§ **Written problem**
Count every line that includes the string "cremation" in the entries that follow. Nothing besides the number is needed.

§ **Records provided**
+--

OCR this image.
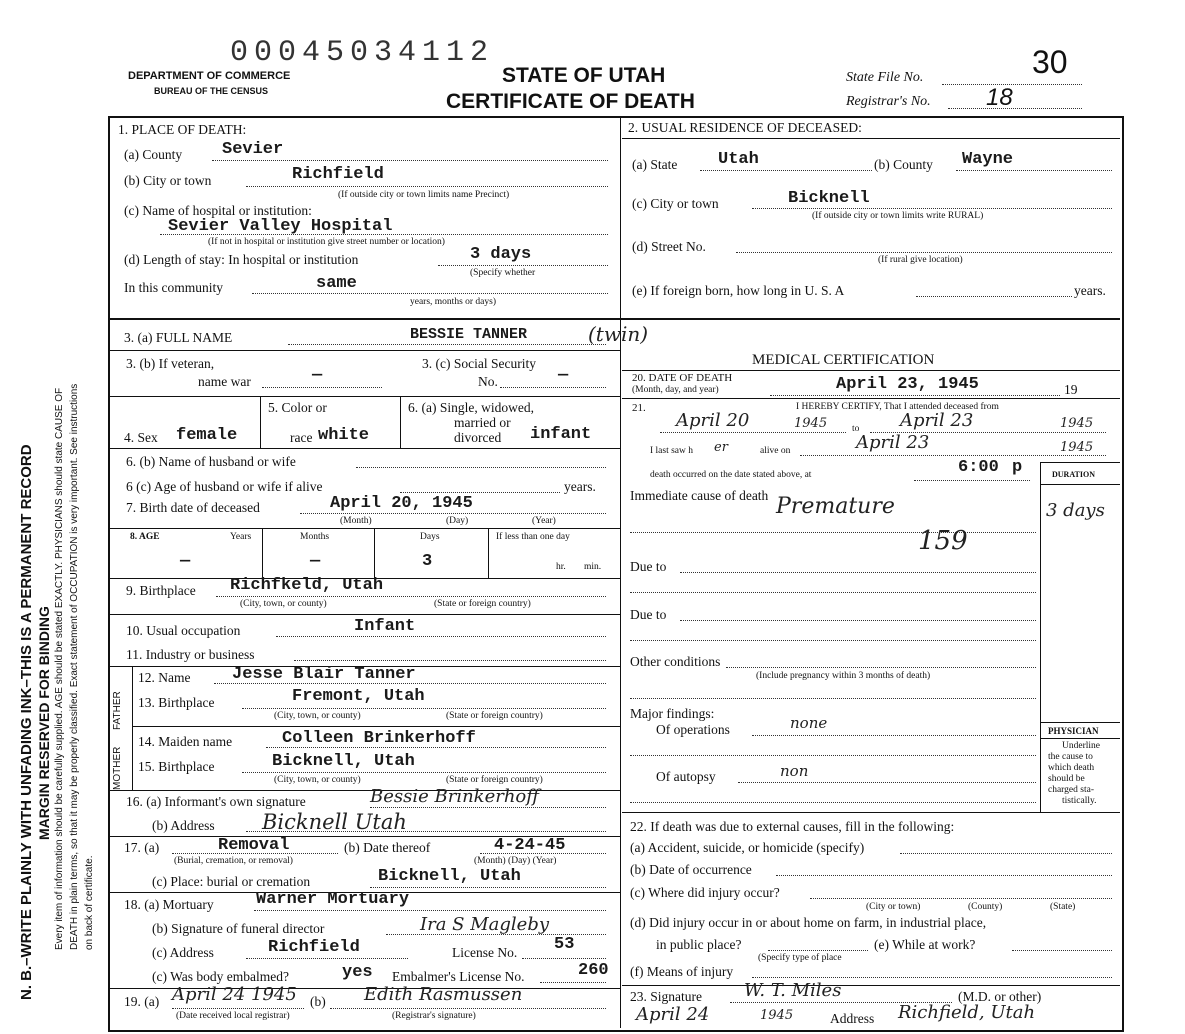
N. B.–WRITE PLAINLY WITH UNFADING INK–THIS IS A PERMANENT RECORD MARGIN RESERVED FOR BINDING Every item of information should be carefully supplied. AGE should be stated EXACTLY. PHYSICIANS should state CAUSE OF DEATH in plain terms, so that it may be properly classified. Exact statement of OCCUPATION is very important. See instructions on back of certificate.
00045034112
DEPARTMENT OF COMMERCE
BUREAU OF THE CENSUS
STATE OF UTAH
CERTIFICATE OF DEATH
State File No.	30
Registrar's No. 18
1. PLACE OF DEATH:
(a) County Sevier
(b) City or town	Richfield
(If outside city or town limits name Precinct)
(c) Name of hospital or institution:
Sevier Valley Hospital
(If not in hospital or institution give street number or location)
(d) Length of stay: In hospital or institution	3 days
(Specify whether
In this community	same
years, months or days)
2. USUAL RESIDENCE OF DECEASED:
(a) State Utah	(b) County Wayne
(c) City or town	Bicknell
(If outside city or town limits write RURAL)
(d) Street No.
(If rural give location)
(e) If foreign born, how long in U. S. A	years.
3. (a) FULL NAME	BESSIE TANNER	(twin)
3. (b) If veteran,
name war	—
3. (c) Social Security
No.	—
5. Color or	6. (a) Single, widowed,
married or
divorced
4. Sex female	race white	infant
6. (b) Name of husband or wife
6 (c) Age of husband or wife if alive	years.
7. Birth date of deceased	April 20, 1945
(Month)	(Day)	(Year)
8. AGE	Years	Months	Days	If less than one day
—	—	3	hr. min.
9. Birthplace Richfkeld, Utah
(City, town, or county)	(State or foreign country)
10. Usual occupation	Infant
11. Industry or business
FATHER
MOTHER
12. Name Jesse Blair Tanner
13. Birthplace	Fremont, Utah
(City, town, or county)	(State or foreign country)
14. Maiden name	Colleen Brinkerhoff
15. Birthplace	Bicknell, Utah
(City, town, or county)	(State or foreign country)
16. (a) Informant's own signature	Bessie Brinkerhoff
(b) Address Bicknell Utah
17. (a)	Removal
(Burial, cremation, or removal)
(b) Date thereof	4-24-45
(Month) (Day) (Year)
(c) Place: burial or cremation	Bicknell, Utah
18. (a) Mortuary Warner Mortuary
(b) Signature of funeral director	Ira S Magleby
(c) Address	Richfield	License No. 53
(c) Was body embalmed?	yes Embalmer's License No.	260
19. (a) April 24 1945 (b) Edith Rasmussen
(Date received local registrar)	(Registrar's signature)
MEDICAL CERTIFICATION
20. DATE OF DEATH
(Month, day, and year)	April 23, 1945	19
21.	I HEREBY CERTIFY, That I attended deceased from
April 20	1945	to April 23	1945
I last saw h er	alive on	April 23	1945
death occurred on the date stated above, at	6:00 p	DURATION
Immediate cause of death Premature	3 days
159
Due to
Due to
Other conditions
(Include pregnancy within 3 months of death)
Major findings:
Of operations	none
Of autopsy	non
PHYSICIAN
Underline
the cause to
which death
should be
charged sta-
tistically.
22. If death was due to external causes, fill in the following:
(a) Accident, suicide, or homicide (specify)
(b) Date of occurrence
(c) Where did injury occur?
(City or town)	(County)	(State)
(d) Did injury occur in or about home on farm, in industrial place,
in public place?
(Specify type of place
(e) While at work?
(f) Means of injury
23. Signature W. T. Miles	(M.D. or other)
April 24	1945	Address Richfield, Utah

+--

§ **Answer to this problem**
2